Description of the task » Present the following data again exactly as it is shown.

Records to process »
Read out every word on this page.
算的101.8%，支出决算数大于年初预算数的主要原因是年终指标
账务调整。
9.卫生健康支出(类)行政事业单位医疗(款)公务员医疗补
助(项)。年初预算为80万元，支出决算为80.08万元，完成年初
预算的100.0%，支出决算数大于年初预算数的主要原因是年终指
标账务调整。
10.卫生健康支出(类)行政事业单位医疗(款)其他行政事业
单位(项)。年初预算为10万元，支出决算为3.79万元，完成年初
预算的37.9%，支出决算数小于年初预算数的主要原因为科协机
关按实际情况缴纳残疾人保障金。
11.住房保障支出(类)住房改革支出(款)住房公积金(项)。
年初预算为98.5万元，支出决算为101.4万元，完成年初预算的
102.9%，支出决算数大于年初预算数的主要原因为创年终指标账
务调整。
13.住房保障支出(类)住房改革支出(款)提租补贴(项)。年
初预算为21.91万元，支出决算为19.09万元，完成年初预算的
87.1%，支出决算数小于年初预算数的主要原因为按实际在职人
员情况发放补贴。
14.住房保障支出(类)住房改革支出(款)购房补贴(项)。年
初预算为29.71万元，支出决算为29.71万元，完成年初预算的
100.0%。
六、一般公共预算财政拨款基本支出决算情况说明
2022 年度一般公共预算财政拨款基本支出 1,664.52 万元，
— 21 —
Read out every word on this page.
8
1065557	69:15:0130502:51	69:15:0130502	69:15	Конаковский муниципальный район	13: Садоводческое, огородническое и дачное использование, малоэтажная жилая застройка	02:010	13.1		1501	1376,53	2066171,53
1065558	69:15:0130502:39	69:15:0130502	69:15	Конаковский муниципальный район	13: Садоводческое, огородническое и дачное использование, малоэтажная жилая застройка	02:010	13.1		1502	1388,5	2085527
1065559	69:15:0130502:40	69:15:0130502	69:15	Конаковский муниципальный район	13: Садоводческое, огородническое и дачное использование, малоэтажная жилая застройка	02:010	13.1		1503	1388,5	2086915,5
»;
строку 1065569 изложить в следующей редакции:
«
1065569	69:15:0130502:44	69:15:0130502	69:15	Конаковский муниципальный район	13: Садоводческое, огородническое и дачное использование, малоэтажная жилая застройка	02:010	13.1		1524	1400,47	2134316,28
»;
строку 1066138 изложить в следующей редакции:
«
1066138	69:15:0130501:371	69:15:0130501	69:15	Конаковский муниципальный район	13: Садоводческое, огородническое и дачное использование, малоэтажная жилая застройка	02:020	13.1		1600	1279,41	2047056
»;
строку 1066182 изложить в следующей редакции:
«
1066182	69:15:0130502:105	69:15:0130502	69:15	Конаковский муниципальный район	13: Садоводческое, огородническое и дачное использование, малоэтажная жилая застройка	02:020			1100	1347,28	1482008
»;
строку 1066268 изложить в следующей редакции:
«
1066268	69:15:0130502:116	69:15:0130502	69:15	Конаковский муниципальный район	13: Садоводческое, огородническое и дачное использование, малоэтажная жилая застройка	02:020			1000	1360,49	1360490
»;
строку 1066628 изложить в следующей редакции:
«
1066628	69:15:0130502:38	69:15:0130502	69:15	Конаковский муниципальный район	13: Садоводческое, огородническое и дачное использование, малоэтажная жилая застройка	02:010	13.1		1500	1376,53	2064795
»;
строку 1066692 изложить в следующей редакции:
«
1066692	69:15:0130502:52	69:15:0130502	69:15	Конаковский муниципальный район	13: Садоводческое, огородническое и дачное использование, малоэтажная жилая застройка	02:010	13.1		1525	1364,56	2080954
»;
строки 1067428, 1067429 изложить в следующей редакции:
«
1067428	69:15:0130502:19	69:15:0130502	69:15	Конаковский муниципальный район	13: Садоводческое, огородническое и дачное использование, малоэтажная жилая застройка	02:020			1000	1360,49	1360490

Task solution »
Read out every word on this page.
算的101.8%，支出决算数大于年初预算数的主要原因是年终指标
账务调整。
9.卫生健康支出(类)行政事业单位医疗(款)公务员医疗补
助(项)。年初预算为80万元，支出决算为80.08万元，完成年初
预算的100.0%，支出决算数大于年初预算数的主要原因是年终指
标账务调整。
10.卫生健康支出(类)行政事业单位医疗(款)其他行政事业
单位(项)。年初预算为10万元，支出决算为3.79万元，完成年初
预算的37.9%，支出决算数小于年初预算数的主要原因为科协机
关按实际情况缴纳残疾人保障金。
11.住房保障支出(类)住房改革支出(款)住房公积金(项)。
年初预算为98.5万元，支出决算为101.4万元，完成年初预算的
102.9%，支出决算数大于年初预算数的主要原因为创年终指标账
务调整。
13.住房保障支出(类)住房改革支出(款)提租补贴(项)。年
初预算为21.91万元，支出决算为19.09万元，完成年初预算的
87.1%，支出决算数小于年初预算数的主要原因为按实际在职人
员情况发放补贴。
14.住房保障支出(类)住房改革支出(款)购房补贴(项)。年
初预算为29.71万元，支出决算为29.71万元，完成年初预算的
100.0%。
六、一般公共预算财政拨款基本支出决算情况说明
2022 年度一般公共预算财政拨款基本支出 1,664.52 万元，
— 21 —
Read out every word on this page.
8
1065557	69:15:0130502:51	69:15:0130502	69:15	Конаковский муниципальный район	13: Садоводческое, огородническое и дачное использование, малоэтажная жилая застройка	02:010	13.1		1501	1376,53	2066171,53
1065558	69:15:0130502:39	69:15:0130502	69:15	Конаковский муниципальный район	13: Садоводческое, огородническое и дачное использование, малоэтажная жилая застройка	02:010	13.1		1502	1388,5	2085527
1065559	69:15:0130502:40	69:15:0130502	69:15	Конаковский муниципальный район	13: Садоводческое, огородническое и дачное использование, малоэтажная жилая застройка	02:010	13.1		1503	1388,5	2086915,5
»;
строку 1065569 изложить в следующей редакции:
«
1065569	69:15:0130502:44	69:15:0130502	69:15	Конаковский муниципальный район	13: Садоводческое, огородническое и дачное использование, малоэтажная жилая застройка	02:010	13.1		1524	1400,47	2134316,28
»;
строку 1066138 изложить в следующей редакции:
«
1066138	69:15:0130501:371	69:15:0130501	69:15	Конаковский муниципальный район	13: Садоводческое, огородническое и дачное использование, малоэтажная жилая застройка	02:020	13.1		1600	1279,41	2047056
»;
строку 1066182 изложить в следующей редакции:
«
1066182	69:15:0130502:105	69:15:0130502	69:15	Конаковский муниципальный район	13: Садоводческое, огородническое и дачное использование, малоэтажная жилая застройка	02:020			1100	1347,28	1482008
»;
строку 1066268 изложить в следующей редакции:
«
1066268	69:15:0130502:116	69:15:0130502	69:15	Конаковский муниципальный район	13: Садоводческое, огородническое и дачное использование, малоэтажная жилая застройка	02:020			1000	1360,49	1360490
»;
строку 1066628 изложить в следующей редакции:
«
1066628	69:15:0130502:38	69:15:0130502	69:15	Конаковский муниципальный район	13: Садоводческое, огородническое и дачное использование, малоэтажная жилая застройка	02:010	13.1		1500	1376,53	2064795
»;
строку 1066692 изложить в следующей редакции:
«
1066692	69:15:0130502:52	69:15:0130502	69:15	Конаковский муниципальный район	13: Садоводческое, огородническое и дачное использование, малоэтажная жилая застройка	02:010	13.1		1525	1364,56	2080954
»;
строки 1067428, 1067429 изложить в следующей редакции:
«
1067428	69:15:0130502:19	69:15:0130502	69:15	Конаковский муниципальный район	13: Садоводческое, огородническое и дачное использование, малоэтажная жилая застройка	02:020			1000	1360,49	1360490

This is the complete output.